━━━━━ DATA FOR THE TASK

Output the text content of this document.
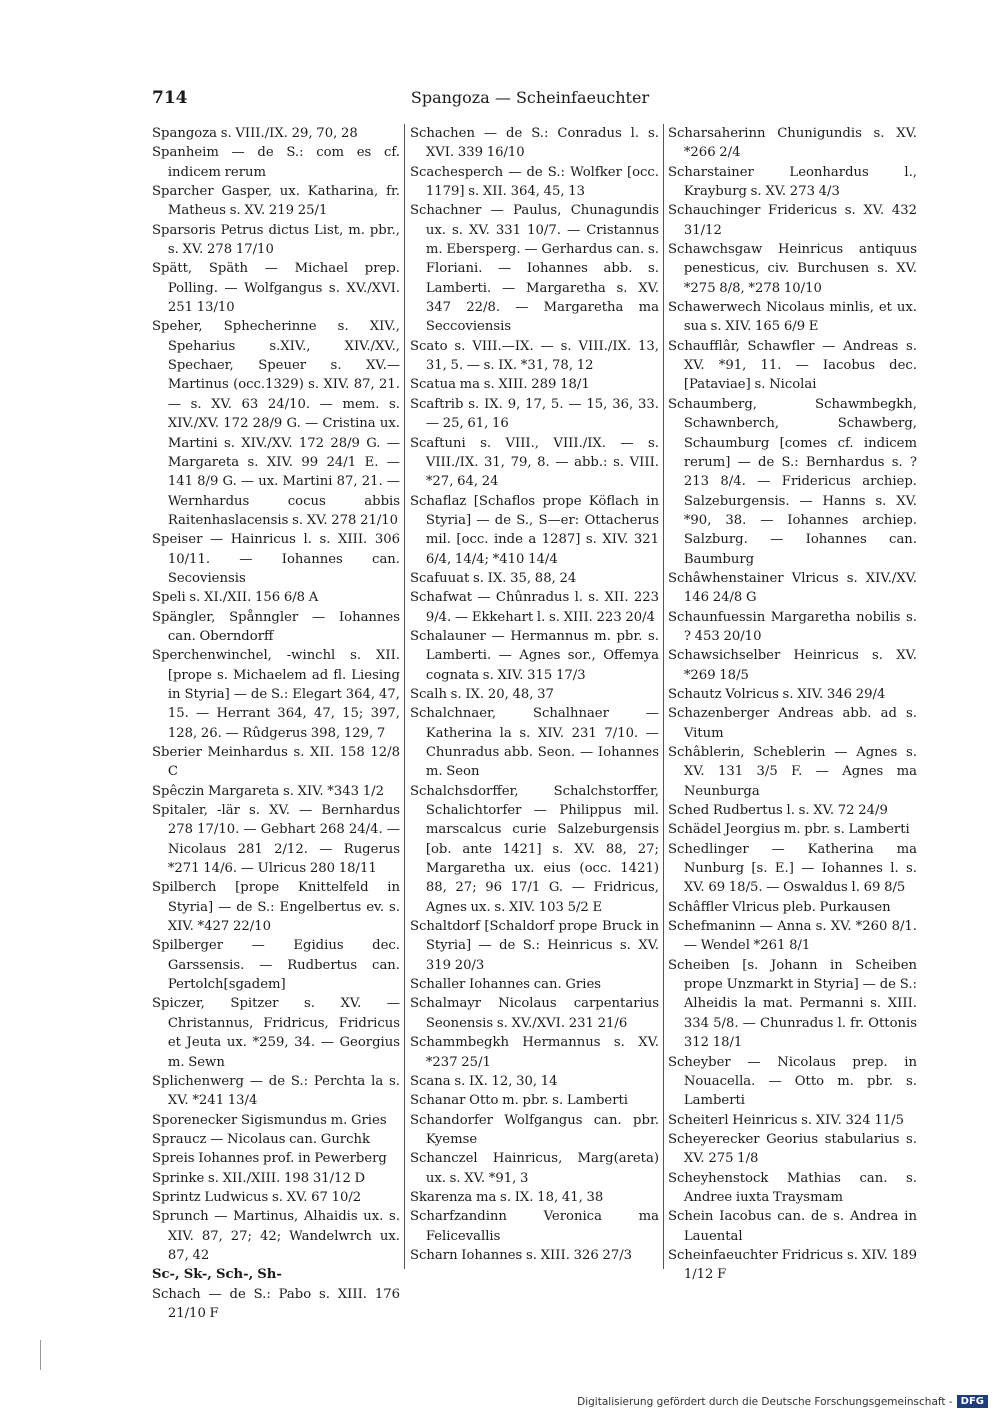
714	Spangoza — Scheinfaeuchter

Spangoza s. VIII./IX. 29, 70, 28

Spanheim — de S.: com es cf. indicem rerum

Sparcher Gasper, ux. Katharina, fr. Matheus s. XV. 219 25/1

Sparsoris Petrus dictus List, m. pbr., s. XV. 278 17/10

Spätt, Späth — Michael prep. Polling. — Wolfgangus s. XV./XVI. 251 13/10

Speher, Sphecherinne s. XIV., Speharius s.XIV., XIV./XV., Spechaer, Speuer s. XV.— Martinus (occ.1329) s. XIV. 87, 21. — s. XV. 63 24/10. — mem. s. XIV./XV. 172 28/9 G. — Cristina ux. Martini s. XIV./XV. 172 28/9 G. — Margareta s. XIV. 99 24/1 E. — 141 8/9 G. — ux. Martini 87, 21. — Wernhardus cocus abbis Raitenhaslacensis s. XV. 278 21/10

Speiser — Hainricus l. s. XIII. 306 10/11. — Iohannes can. Secoviensis

Speli s. XI./XII. 156 6/8 A

Spängler, Spånngler — Iohannes can. Oberndorff

Sperchenwinchel, -winchl s. XII. [prope s. Michaelem ad fl. Liesing in Styria] — de S.: Elegart 364, 47, 15. — Herrant 364, 47, 15; 397, 128, 26. — Rûdgerus 398, 129, 7

Sberier Meinhardus s. XII. 158 12/8 C

Spêczin Margareta s. XIV. *343 1/2

Spitaler, -lär s. XV. — Bernhardus 278 17/10. — Gebhart 268 24/4. — Nicolaus 281 2/12. — Rugerus *271 14/6. — Ulricus 280 18/11

Spilberch [prope Knittelfeld in Styria] — de S.: Engelbertus ev. s. XIV. *427 22/10

Spilberger — Egidius dec. Garssensis. — Rudbertus can. Pertolch[sgadem]

Spiczer, Spitzer s. XV. — Christannus, Fridricus, Fridricus et Jeuta ux. *259, 34. — Georgius m. Sewn

Splichenwerg — de S.: Perchta la s. XV. *241 13/4

Sporenecker Sigismundus m. Gries

Spraucz — Nicolaus can. Gurchk

Spreis Iohannes prof. in Pewerberg

Sprinke s. XII./XIII. 198 31/12 D

Sprintz Ludwicus s. XV. 67 10/2

Sprunch — Martinus, Alhaidis ux. s. XIV. 87, 27; 42; Wandelwrch ux. 87, 42

Sc-, Sk-, Sch-, Sh-

Schach — de S.: Pabo s. XIII. 176 21/10 F

Schachen — de S.: Conradus l. s. XVI. 339 16/10

Scachesperch — de S.: Wolfker [occ. 1179] s. XII. 364, 45, 13

Schachner — Paulus, Chunagundis ux. s. XV. 331 10/7. — Cristannus m. Ebersperg. — Gerhardus can. s. Floriani. — Iohannes abb. s. Lamberti. — Margaretha s. XV. 347 22/8. — Margaretha ma Seccoviensis

Scato s. VIII.—IX. — s. VIII./IX. 13, 31, 5. — s. IX. *31, 78, 12

Scatua ma s. XIII. 289 18/1

Scaftrib s. IX. 9, 17, 5. — 15, 36, 33. — 25, 61, 16

Scaftuni s. VIII., VIII./IX. — s. VIII./IX. 31, 79, 8. — abb.: s. VIII. *27, 64, 24

Schaflaz [Schaflos prope Köflach in Styria] — de S., S—er: Ottacherus mil. [occ. inde a 1287] s. XIV. 321 6/4, 14/4; *410 14/4

Scafuuat s. IX. 35, 88, 24

Schafwat — Chûnradus l. s. XII. 223 9/4. — Ekkehart l. s. XIII. 223 20/4

Schalauner — Hermannus m. pbr. s. Lamberti. — Agnes sor., Offemya cognata s. XIV. 315 17/3

Scalh s. IX. 20, 48, 37

Schalchnaer, Schalhnaer — Katherina la s. XIV. 231 7/10. — Chunradus abb. Seon. — Iohannes m. Seon

Schalchsdorffer, Schalchstorffer, Schalichtorfer — Philippus mil. marscalcus curie Salzeburgensis [ob. ante 1421] s. XV. 88, 27; Margaretha ux. eius (occ. 1421) 88, 27; 96 17/1 G. — Fridricus, Agnes ux. s. XIV. 103 5/2 E

Schaltdorf [Schaldorf prope Bruck in Styria] — de S.: Heinricus s. XV. 319 20/3

Schaller Iohannes can. Gries

Schalmayr Nicolaus carpentarius Seonensis s. XV./XVI. 231 21/6

Schammbegkh Hermannus s. XV. *237 25/1

Scana s. IX. 12, 30, 14

Schanar Otto m. pbr. s. Lamberti

Schandorfer Wolfgangus can. pbr. Kyemse

Schanczel Hainricus, Marg(areta) ux. s. XV. *91, 3

Skarenza ma s. IX. 18, 41, 38

Scharfzandinn Veronica ma Felicevallis

Scharn Iohannes s. XIII. 326 27/3

Scharsaherinn Chunigundis s. XV. *266 2/4

Scharstainer Leonhardus l., Krayburg s. XV. 273 4/3

Schauchinger Fridericus s. XV. 432 31/12

Schawchsgaw Heinricus antiquus penesticus, civ. Burchusen s. XV. *275 8/8, *278 10/10

Schawerwech Nicolaus minlis, et ux. sua s. XIV. 165 6/9 E

Schaufflâr, Schawfler — Andreas s. XV. *91, 11. — Iacobus dec. [Pataviae] s. Nicolai

Schaumberg, Schawmbegkh, Schawnberch, Schawberg, Schaumburg [comes cf. indicem rerum] — de S.: Bernhardus s. ? 213 8/4. — Fridericus archiep. Salzeburgensis. — Hanns s. XV. *90, 38. — Iohannes archiep. Salzburg. — Iohannes can. Baumburg

Schâwhenstainer Vlricus s. XIV./XV. 146 24/8 G

Schaunfuessin Margaretha nobilis s. ? 453 20/10

Schawsichselber Heinricus s. XV. *269 18/5

Schautz Volricus s. XIV. 346 29/4

Schazenberger Andreas abb. ad s. Vitum

Schâblerin, Scheblerin — Agnes s. XV. 131 3/5 F. — Agnes ma Neunburga

Sched Rudbertus l. s. XV. 72 24/9

Schädel Jeorgius m. pbr. s. Lamberti

Schedlinger — Katherina ma Nunburg [s. E.] — Iohannes l. s. XV. 69 18/5. — Oswaldus l. 69 8/5

Schâffler Vlricus pleb. Purkausen

Schefmaninn — Anna s. XV. *260 8/1. — Wendel *261 8/1

Scheiben [s. Johann in Scheiben prope Unzmarkt in Styria] — de S.: Alheidis la mat. Permanni s. XIII. 334 5/8. — Chunradus l. fr. Ottonis 312 18/1

Scheyber — Nicolaus prep. in Nouacella. — Otto m. pbr. s. Lamberti

Scheiterl Heinricus s. XIV. 324 11/5

Scheyerecker Georius stabularius s. XV. 275 1/8

Scheyhenstock Mathias can. s. Andree iuxta Traysmam

Schein Iacobus can. de s. Andrea in Lauental

Scheinfaeuchter Fridricus s. XIV. 189 1/12 F

Digitalisierung gefördert durch die Deutsche Forschungsgemeinschaft - DFG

━━━━━━━━━━

_BRIEF_.
Scan the data above; copy every line where "Vlricus" appears.

_ANSWER TO THIS TASK_.
Schâwhenstainer Vlricus s. XIV./XV. 146 24/8 G
Schâffler Vlricus pleb. Purkausen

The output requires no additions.